** begin PROVIDED ENTRIES **

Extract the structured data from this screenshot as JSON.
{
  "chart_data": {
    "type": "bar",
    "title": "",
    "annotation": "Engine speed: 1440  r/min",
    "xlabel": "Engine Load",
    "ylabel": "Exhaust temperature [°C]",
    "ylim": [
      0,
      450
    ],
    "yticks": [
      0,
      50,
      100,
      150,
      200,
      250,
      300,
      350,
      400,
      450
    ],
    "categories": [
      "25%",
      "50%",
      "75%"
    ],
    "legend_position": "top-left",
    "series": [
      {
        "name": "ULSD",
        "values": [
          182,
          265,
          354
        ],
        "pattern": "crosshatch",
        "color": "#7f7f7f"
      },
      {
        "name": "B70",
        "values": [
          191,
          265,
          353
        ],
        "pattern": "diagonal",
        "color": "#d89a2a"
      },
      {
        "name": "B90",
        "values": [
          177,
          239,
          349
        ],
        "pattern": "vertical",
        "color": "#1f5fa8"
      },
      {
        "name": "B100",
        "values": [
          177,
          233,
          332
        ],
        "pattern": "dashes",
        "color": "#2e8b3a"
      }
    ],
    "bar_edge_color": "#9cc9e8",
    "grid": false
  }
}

** end PROVIDED ENTRIES **
** begin PROVIDED ENTRIES **

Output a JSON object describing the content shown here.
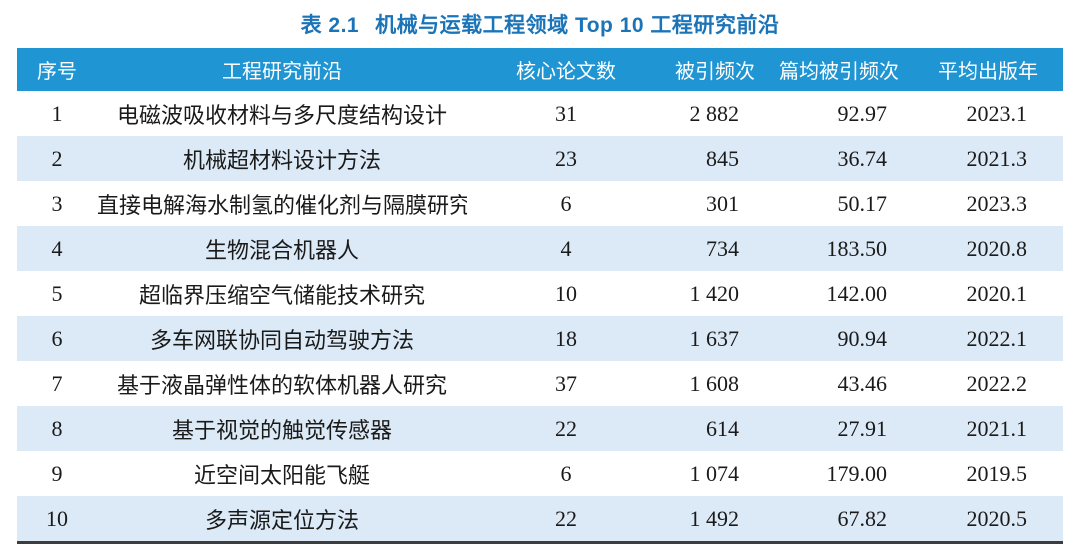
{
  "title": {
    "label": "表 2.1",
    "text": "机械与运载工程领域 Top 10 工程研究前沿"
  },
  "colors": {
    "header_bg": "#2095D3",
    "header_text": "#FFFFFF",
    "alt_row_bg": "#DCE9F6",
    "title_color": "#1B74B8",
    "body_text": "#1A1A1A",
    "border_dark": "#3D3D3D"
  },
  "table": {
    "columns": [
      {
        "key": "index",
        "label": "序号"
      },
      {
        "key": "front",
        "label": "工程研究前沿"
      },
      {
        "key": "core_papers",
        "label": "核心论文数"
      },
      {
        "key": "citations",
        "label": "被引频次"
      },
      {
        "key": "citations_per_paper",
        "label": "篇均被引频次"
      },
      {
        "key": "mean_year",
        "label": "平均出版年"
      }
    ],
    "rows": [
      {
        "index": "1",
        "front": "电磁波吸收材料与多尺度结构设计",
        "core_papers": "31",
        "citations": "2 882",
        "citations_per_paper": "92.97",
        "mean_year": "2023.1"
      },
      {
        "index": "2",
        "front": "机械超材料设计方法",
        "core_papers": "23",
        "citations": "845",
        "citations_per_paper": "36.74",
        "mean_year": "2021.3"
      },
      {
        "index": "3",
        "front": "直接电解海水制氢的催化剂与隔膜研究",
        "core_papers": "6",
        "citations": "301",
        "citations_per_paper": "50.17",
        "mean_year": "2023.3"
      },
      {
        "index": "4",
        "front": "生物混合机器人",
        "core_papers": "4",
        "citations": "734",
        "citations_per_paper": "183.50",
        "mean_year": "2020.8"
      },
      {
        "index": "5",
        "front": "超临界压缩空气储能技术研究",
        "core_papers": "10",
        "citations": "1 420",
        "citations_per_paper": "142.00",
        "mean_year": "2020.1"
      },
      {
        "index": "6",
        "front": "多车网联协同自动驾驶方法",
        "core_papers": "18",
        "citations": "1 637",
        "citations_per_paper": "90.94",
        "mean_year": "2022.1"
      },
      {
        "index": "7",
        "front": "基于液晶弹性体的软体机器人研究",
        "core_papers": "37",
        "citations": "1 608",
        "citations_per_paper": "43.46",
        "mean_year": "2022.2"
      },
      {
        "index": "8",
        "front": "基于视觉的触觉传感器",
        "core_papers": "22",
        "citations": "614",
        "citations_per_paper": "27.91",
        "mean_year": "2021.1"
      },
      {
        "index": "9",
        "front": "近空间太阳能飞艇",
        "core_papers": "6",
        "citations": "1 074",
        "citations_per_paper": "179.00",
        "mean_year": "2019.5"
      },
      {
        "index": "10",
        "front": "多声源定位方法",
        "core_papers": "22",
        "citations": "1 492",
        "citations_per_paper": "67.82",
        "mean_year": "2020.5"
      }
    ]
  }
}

** end PROVIDED ENTRIES **

● **DIRECTION**
Scan the material above for the string "index" and report each line where you find it.

● **TASK RESPONSE**
        "key": "index",
        "index": "1",
        "index": "2",
        "index": "3",
        "index": "4",
        "index": "5",
        "index": "6",
        "index": "7",
        "index": "8",
        "index": "9",
        "index": "10",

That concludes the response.